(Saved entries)
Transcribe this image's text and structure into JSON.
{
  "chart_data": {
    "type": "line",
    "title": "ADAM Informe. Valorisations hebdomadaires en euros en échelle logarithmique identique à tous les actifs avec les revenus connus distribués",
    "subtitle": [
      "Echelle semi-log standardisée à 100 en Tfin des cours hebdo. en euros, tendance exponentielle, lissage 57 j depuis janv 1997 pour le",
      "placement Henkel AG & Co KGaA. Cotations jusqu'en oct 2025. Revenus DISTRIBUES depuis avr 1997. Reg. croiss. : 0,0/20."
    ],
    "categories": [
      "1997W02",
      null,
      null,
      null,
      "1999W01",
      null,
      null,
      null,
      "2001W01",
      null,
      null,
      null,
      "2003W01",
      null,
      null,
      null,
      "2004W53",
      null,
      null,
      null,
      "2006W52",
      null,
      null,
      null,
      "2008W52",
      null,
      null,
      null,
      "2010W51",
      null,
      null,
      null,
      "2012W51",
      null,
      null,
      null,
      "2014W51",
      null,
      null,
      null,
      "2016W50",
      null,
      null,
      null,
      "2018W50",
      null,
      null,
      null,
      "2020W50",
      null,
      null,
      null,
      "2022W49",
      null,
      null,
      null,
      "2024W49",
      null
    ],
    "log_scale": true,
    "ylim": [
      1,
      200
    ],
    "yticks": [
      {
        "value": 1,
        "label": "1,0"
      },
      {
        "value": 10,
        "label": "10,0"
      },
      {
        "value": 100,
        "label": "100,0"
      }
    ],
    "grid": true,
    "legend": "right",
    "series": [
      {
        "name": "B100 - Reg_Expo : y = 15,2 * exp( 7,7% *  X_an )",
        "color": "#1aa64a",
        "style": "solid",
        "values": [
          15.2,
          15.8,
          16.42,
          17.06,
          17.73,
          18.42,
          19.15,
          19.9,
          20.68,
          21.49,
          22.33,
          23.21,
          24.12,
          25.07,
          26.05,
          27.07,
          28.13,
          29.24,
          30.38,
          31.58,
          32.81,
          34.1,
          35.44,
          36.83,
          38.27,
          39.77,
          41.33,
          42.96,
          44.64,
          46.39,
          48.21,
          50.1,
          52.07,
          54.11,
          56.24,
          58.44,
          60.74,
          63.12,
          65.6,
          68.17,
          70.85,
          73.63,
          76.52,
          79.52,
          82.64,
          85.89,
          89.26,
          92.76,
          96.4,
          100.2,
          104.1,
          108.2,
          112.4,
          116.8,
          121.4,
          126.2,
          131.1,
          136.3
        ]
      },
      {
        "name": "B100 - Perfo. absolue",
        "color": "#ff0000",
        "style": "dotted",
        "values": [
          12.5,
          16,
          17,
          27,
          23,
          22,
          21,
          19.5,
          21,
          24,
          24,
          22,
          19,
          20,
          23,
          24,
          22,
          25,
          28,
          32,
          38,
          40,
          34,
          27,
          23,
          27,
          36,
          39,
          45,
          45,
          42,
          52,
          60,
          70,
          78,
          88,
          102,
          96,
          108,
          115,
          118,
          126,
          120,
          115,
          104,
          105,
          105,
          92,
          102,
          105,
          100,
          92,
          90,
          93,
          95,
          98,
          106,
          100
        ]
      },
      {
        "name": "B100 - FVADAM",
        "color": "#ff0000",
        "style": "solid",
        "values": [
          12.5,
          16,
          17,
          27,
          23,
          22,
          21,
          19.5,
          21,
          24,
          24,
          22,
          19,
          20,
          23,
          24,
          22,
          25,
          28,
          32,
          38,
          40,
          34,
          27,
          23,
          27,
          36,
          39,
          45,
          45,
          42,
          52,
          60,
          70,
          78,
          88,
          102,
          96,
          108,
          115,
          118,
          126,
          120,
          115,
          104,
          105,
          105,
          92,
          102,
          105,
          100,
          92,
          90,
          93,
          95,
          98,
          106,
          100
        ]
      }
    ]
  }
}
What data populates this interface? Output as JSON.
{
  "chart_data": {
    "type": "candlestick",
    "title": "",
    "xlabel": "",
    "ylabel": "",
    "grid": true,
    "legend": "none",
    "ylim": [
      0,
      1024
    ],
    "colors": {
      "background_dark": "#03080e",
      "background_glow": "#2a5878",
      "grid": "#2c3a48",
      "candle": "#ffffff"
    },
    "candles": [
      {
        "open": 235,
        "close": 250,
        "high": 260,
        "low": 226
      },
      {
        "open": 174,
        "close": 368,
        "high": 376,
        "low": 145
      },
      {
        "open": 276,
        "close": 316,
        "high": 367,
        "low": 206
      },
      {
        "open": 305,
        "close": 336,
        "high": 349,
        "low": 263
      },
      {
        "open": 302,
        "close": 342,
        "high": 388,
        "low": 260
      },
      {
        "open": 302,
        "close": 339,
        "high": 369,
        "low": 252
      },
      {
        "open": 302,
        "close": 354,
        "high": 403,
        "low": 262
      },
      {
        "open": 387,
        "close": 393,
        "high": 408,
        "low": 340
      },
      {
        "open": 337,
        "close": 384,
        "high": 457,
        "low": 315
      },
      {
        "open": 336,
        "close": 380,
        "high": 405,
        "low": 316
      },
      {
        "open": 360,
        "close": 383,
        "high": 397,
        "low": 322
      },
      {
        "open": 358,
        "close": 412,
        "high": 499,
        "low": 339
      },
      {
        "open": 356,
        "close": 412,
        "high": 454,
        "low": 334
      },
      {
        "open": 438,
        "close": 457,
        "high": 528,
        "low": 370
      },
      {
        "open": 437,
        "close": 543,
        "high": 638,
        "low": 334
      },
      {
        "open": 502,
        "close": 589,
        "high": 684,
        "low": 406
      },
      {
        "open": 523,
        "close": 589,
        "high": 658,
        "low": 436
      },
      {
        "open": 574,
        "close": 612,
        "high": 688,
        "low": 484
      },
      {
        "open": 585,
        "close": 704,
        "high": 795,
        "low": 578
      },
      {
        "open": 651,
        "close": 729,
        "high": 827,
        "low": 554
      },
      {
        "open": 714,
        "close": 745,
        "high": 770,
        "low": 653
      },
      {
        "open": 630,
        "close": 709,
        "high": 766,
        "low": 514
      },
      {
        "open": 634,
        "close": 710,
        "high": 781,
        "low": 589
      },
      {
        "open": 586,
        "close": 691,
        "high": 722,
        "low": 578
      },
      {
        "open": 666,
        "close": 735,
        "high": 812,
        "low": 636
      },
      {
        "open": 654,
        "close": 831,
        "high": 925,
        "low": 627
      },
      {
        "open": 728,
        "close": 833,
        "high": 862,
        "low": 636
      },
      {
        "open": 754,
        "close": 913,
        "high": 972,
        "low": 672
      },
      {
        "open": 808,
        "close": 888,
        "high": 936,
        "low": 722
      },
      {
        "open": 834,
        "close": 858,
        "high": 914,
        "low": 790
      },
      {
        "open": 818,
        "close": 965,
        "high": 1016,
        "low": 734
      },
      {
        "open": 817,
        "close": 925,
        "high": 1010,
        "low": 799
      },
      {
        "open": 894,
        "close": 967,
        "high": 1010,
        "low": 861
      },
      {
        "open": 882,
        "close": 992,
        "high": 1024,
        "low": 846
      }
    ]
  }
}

*Work required*: Reproduce the whole listing word for word.

*Written answer*:
Transcribe this image's text and structure into JSON.
{
  "chart_data": {
    "type": "line",
    "title": "ADAM Informe. Valorisations hebdomadaires en euros en échelle logarithmique identique à tous les actifs avec les revenus connus distribués",
    "subtitle": [
      "Echelle semi-log standardisée à 100 en Tfin des cours hebdo. en euros, tendance exponentielle, lissage 57 j depuis janv 1997 pour le",
      "placement Henkel AG & Co KGaA. Cotations jusqu'en oct 2025. Revenus DISTRIBUES depuis avr 1997. Reg. croiss. : 0,0/20."
    ],
    "categories": [
      "1997W02",
      null,
      null,
      null,
      "1999W01",
      null,
      null,
      null,
      "2001W01",
      null,
      null,
      null,
      "2003W01",
      null,
      null,
      null,
      "2004W53",
      null,
      null,
      null,
      "2006W52",
      null,
      null,
      null,
      "2008W52",
      null,
      null,
      null,
      "2010W51",
      null,
      null,
      null,
      "2012W51",
      null,
      null,
      null,
      "2014W51",
      null,
      null,
      null,
      "2016W50",
      null,
      null,
      null,
      "2018W50",
      null,
      null,
      null,
      "2020W50",
      null,
      null,
      null,
      "2022W49",
      null,
      null,
      null,
      "2024W49",
      null
    ],
    "log_scale": true,
    "ylim": [
      1,
      200
    ],
    "yticks": [
      {
        "value": 1,
        "label": "1,0"
      },
      {
        "value": 10,
        "label": "10,0"
      },
      {
        "value": 100,
        "label": "100,0"
      }
    ],
    "grid": true,
    "legend": "right",
    "series": [
      {
        "name": "B100 - Reg_Expo : y = 15,2 * exp( 7,7% *  X_an )",
        "color": "#1aa64a",
        "style": "solid",
        "values": [
          15.2,
          15.8,
          16.42,
          17.06,
          17.73,
          18.42,
          19.15,
          19.9,
          20.68,
          21.49,
          22.33,
          23.21,
          24.12,
          25.07,
          26.05,
          27.07,
          28.13,
          29.24,
          30.38,
          31.58,
          32.81,
          34.1,
          35.44,
          36.83,
          38.27,
          39.77,
          41.33,
          42.96,
          44.64,
          46.39,
          48.21,
          50.1,
          52.07,
          54.11,
          56.24,
          58.44,
          60.74,
          63.12,
          65.6,
          68.17,
          70.85,
          73.63,
          76.52,
          79.52,
          82.64,
          85.89,
          89.26,
          92.76,
          96.4,
          100.2,
          104.1,
          108.2,
          112.4,
          116.8,
          121.4,
          126.2,
          131.1,
          136.3
        ]
      },
      {
        "name": "B100 - Perfo. absolue",
        "color": "#ff0000",
        "style": "dotted",
        "values": [
          12.5,
          16,
          17,
          27,
          23,
          22,
          21,
          19.5,
          21,
          24,
          24,
          22,
          19,
          20,
          23,
          24,
          22,
          25,
          28,
          32,
          38,
          40,
          34,
          27,
          23,
          27,
          36,
          39,
          45,
          45,
          42,
          52,
          60,
          70,
          78,
          88,
          102,
          96,
          108,
          115,
          118,
          126,
          120,
          115,
          104,
          105,
          105,
          92,
          102,
          105,
          100,
          92,
          90,
          93,
          95,
          98,
          106,
          100
        ]
      },
      {
        "name": "B100 - FVADAM",
        "color": "#ff0000",
        "style": "solid",
        "values": [
          12.5,
          16,
          17,
          27,
          23,
          22,
          21,
          19.5,
          21,
          24,
          24,
          22,
          19,
          20,
          23,
          24,
          22,
          25,
          28,
          32,
          38,
          40,
          34,
          27,
          23,
          27,
          36,
          39,
          45,
          45,
          42,
          52,
          60,
          70,
          78,
          88,
          102,
          96,
          108,
          115,
          118,
          126,
          120,
          115,
          104,
          105,
          105,
          92,
          102,
          105,
          100,
          92,
          90,
          93,
          95,
          98,
          106,
          100
        ]
      }
    ]
  }
}
What data populates this interface? Output as JSON.
{
  "chart_data": {
    "type": "candlestick",
    "title": "",
    "xlabel": "",
    "ylabel": "",
    "grid": true,
    "legend": "none",
    "ylim": [
      0,
      1024
    ],
    "colors": {
      "background_dark": "#03080e",
      "background_glow": "#2a5878",
      "grid": "#2c3a48",
      "candle": "#ffffff"
    },
    "candles": [
      {
        "open": 235,
        "close": 250,
        "high": 260,
        "low": 226
      },
      {
        "open": 174,
        "close": 368,
        "high": 376,
        "low": 145
      },
      {
        "open": 276,
        "close": 316,
        "high": 367,
        "low": 206
      },
      {
        "open": 305,
        "close": 336,
        "high": 349,
        "low": 263
      },
      {
        "open": 302,
        "close": 342,
        "high": 388,
        "low": 260
      },
      {
        "open": 302,
        "close": 339,
        "high": 369,
        "low": 252
      },
      {
        "open": 302,
        "close": 354,
        "high": 403,
        "low": 262
      },
      {
        "open": 387,
        "close": 393,
        "high": 408,
        "low": 340
      },
      {
        "open": 337,
        "close": 384,
        "high": 457,
        "low": 315
      },
      {
        "open": 336,
        "close": 380,
        "high": 405,
        "low": 316
      },
      {
        "open": 360,
        "close": 383,
        "high": 397,
        "low": 322
      },
      {
        "open": 358,
        "close": 412,
        "high": 499,
        "low": 339
      },
      {
        "open": 356,
        "close": 412,
        "high": 454,
        "low": 334
      },
      {
        "open": 438,
        "close": 457,
        "high": 528,
        "low": 370
      },
      {
        "open": 437,
        "close": 543,
        "high": 638,
        "low": 334
      },
      {
        "open": 502,
        "close": 589,
        "high": 684,
        "low": 406
      },
      {
        "open": 523,
        "close": 589,
        "high": 658,
        "low": 436
      },
      {
        "open": 574,
        "close": 612,
        "high": 688,
        "low": 484
      },
      {
        "open": 585,
        "close": 704,
        "high": 795,
        "low": 578
      },
      {
        "open": 651,
        "close": 729,
        "high": 827,
        "low": 554
      },
      {
        "open": 714,
        "close": 745,
        "high": 770,
        "low": 653
      },
      {
        "open": 630,
        "close": 709,
        "high": 766,
        "low": 514
      },
      {
        "open": 634,
        "close": 710,
        "high": 781,
        "low": 589
      },
      {
        "open": 586,
        "close": 691,
        "high": 722,
        "low": 578
      },
      {
        "open": 666,
        "close": 735,
        "high": 812,
        "low": 636
      },
      {
        "open": 654,
        "close": 831,
        "high": 925,
        "low": 627
      },
      {
        "open": 728,
        "close": 833,
        "high": 862,
        "low": 636
      },
      {
        "open": 754,
        "close": 913,
        "high": 972,
        "low": 672
      },
      {
        "open": 808,
        "close": 888,
        "high": 936,
        "low": 722
      },
      {
        "open": 834,
        "close": 858,
        "high": 914,
        "low": 790
      },
      {
        "open": 818,
        "close": 965,
        "high": 1016,
        "low": 734
      },
      {
        "open": 817,
        "close": 925,
        "high": 1010,
        "low": 799
      },
      {
        "open": 894,
        "close": 967,
        "high": 1010,
        "low": 861
      },
      {
        "open": 882,
        "close": 992,
        "high": 1024,
        "low": 846
      }
    ]
  }
}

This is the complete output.